[Task requirements]: Could you transcribe the material below exactly, without leaving out a single line?

[Data for this task]:
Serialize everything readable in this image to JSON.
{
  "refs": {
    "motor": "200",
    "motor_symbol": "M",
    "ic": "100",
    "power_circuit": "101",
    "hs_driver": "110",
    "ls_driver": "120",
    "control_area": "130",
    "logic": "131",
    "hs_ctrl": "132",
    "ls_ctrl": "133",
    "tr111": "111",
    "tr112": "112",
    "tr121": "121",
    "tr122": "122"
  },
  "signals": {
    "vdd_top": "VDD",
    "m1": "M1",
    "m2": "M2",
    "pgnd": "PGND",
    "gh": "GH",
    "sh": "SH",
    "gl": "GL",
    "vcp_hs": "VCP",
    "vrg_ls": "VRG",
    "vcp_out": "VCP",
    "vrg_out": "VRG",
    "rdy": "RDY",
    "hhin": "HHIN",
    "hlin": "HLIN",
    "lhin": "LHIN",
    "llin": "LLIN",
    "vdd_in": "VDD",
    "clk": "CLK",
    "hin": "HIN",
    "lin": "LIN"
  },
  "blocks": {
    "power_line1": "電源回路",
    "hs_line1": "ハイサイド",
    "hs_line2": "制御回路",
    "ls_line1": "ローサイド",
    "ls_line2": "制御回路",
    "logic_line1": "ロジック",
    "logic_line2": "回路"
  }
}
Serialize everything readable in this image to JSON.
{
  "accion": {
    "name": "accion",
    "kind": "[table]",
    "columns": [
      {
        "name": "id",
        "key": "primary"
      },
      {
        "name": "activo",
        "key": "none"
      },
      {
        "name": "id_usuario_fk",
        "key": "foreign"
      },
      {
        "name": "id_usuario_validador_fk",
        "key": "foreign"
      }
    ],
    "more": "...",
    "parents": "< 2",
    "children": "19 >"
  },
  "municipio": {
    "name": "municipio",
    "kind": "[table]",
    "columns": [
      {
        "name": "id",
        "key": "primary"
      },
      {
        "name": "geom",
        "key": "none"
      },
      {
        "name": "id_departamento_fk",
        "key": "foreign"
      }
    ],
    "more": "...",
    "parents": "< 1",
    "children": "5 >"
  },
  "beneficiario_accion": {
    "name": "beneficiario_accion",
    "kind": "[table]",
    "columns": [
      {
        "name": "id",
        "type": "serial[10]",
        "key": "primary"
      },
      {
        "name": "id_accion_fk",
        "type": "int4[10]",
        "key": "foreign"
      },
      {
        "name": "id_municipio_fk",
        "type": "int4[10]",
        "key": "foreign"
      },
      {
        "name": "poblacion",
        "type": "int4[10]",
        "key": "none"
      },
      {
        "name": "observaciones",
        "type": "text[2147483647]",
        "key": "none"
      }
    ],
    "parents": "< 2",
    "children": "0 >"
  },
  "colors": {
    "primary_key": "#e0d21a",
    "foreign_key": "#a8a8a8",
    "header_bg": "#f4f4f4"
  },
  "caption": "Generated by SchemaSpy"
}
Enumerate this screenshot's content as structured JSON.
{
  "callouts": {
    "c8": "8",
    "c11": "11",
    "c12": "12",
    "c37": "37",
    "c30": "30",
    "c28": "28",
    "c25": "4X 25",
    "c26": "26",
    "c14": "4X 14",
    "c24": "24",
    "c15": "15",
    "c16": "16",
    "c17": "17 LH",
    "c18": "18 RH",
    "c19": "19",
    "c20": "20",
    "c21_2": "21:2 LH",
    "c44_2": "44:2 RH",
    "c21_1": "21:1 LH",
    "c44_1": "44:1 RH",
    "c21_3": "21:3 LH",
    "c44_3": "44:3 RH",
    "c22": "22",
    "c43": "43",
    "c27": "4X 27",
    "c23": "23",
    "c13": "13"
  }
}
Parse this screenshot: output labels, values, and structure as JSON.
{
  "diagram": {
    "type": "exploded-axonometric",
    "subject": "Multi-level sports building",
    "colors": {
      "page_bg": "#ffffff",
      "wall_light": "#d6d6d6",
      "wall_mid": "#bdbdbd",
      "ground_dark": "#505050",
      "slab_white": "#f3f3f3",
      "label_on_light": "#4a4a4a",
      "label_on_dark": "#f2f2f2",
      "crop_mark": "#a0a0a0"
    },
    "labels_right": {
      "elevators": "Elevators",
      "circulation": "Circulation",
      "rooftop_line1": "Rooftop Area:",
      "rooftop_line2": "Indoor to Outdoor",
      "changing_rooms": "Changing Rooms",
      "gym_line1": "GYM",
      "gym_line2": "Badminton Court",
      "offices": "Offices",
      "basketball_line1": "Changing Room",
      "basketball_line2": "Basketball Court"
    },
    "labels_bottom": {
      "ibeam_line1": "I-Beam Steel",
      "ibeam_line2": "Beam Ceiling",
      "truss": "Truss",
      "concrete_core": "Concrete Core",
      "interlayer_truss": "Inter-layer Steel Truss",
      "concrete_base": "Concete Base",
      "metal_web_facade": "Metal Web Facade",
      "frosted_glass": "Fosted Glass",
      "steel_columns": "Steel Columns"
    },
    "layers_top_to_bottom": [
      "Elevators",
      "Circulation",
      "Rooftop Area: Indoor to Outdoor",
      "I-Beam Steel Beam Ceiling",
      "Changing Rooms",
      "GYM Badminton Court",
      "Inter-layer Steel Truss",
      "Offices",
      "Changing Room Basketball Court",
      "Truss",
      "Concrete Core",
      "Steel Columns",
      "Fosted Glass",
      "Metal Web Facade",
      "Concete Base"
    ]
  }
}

[The solution]:
Serialize everything readable in this image to JSON.
{
  "refs": {
    "motor": "200",
    "motor_symbol": "M",
    "ic": "100",
    "power_circuit": "101",
    "hs_driver": "110",
    "ls_driver": "120",
    "control_area": "130",
    "logic": "131",
    "hs_ctrl": "132",
    "ls_ctrl": "133",
    "tr111": "111",
    "tr112": "112",
    "tr121": "121",
    "tr122": "122"
  },
  "signals": {
    "vdd_top": "VDD",
    "m1": "M1",
    "m2": "M2",
    "pgnd": "PGND",
    "gh": "GH",
    "sh": "SH",
    "gl": "GL",
    "vcp_hs": "VCP",
    "vrg_ls": "VRG",
    "vcp_out": "VCP",
    "vrg_out": "VRG",
    "rdy": "RDY",
    "hhin": "HHIN",
    "hlin": "HLIN",
    "lhin": "LHIN",
    "llin": "LLIN",
    "vdd_in": "VDD",
    "clk": "CLK",
    "hin": "HIN",
    "lin": "LIN"
  },
  "blocks": {
    "power_line1": "電源回路",
    "hs_line1": "ハイサイド",
    "hs_line2": "制御回路",
    "ls_line1": "ローサイド",
    "ls_line2": "制御回路",
    "logic_line1": "ロジック",
    "logic_line2": "回路"
  }
}
Serialize everything readable in this image to JSON.
{
  "accion": {
    "name": "accion",
    "kind": "[table]",
    "columns": [
      {
        "name": "id",
        "key": "primary"
      },
      {
        "name": "activo",
        "key": "none"
      },
      {
        "name": "id_usuario_fk",
        "key": "foreign"
      },
      {
        "name": "id_usuario_validador_fk",
        "key": "foreign"
      }
    ],
    "more": "...",
    "parents": "< 2",
    "children": "19 >"
  },
  "municipio": {
    "name": "municipio",
    "kind": "[table]",
    "columns": [
      {
        "name": "id",
        "key": "primary"
      },
      {
        "name": "geom",
        "key": "none"
      },
      {
        "name": "id_departamento_fk",
        "key": "foreign"
      }
    ],
    "more": "...",
    "parents": "< 1",
    "children": "5 >"
  },
  "beneficiario_accion": {
    "name": "beneficiario_accion",
    "kind": "[table]",
    "columns": [
      {
        "name": "id",
        "type": "serial[10]",
        "key": "primary"
      },
      {
        "name": "id_accion_fk",
        "type": "int4[10]",
        "key": "foreign"
      },
      {
        "name": "id_municipio_fk",
        "type": "int4[10]",
        "key": "foreign"
      },
      {
        "name": "poblacion",
        "type": "int4[10]",
        "key": "none"
      },
      {
        "name": "observaciones",
        "type": "text[2147483647]",
        "key": "none"
      }
    ],
    "parents": "< 2",
    "children": "0 >"
  },
  "colors": {
    "primary_key": "#e0d21a",
    "foreign_key": "#a8a8a8",
    "header_bg": "#f4f4f4"
  },
  "caption": "Generated by SchemaSpy"
}
Enumerate this screenshot's content as structured JSON.
{
  "callouts": {
    "c8": "8",
    "c11": "11",
    "c12": "12",
    "c37": "37",
    "c30": "30",
    "c28": "28",
    "c25": "4X 25",
    "c26": "26",
    "c14": "4X 14",
    "c24": "24",
    "c15": "15",
    "c16": "16",
    "c17": "17 LH",
    "c18": "18 RH",
    "c19": "19",
    "c20": "20",
    "c21_2": "21:2 LH",
    "c44_2": "44:2 RH",
    "c21_1": "21:1 LH",
    "c44_1": "44:1 RH",
    "c21_3": "21:3 LH",
    "c44_3": "44:3 RH",
    "c22": "22",
    "c43": "43",
    "c27": "4X 27",
    "c23": "23",
    "c13": "13"
  }
}
Parse this screenshot: output labels, values, and structure as JSON.
{
  "diagram": {
    "type": "exploded-axonometric",
    "subject": "Multi-level sports building",
    "colors": {
      "page_bg": "#ffffff",
      "wall_light": "#d6d6d6",
      "wall_mid": "#bdbdbd",
      "ground_dark": "#505050",
      "slab_white": "#f3f3f3",
      "label_on_light": "#4a4a4a",
      "label_on_dark": "#f2f2f2",
      "crop_mark": "#a0a0a0"
    },
    "labels_right": {
      "elevators": "Elevators",
      "circulation": "Circulation",
      "rooftop_line1": "Rooftop Area:",
      "rooftop_line2": "Indoor to Outdoor",
      "changing_rooms": "Changing Rooms",
      "gym_line1": "GYM",
      "gym_line2": "Badminton Court",
      "offices": "Offices",
      "basketball_line1": "Changing Room",
      "basketball_line2": "Basketball Court"
    },
    "labels_bottom": {
      "ibeam_line1": "I-Beam Steel",
      "ibeam_line2": "Beam Ceiling",
      "truss": "Truss",
      "concrete_core": "Concrete Core",
      "interlayer_truss": "Inter-layer Steel Truss",
      "concrete_base": "Concete Base",
      "metal_web_facade": "Metal Web Facade",
      "frosted_glass": "Fosted Glass",
      "steel_columns": "Steel Columns"
    },
    "layers_top_to_bottom": [
      "Elevators",
      "Circulation",
      "Rooftop Area: Indoor to Outdoor",
      "I-Beam Steel Beam Ceiling",
      "Changing Rooms",
      "GYM Badminton Court",
      "Inter-layer Steel Truss",
      "Offices",
      "Changing Room Basketball Court",
      "Truss",
      "Concrete Core",
      "Steel Columns",
      "Fosted Glass",
      "Metal Web Facade",
      "Concete Base"
    ]
  }
}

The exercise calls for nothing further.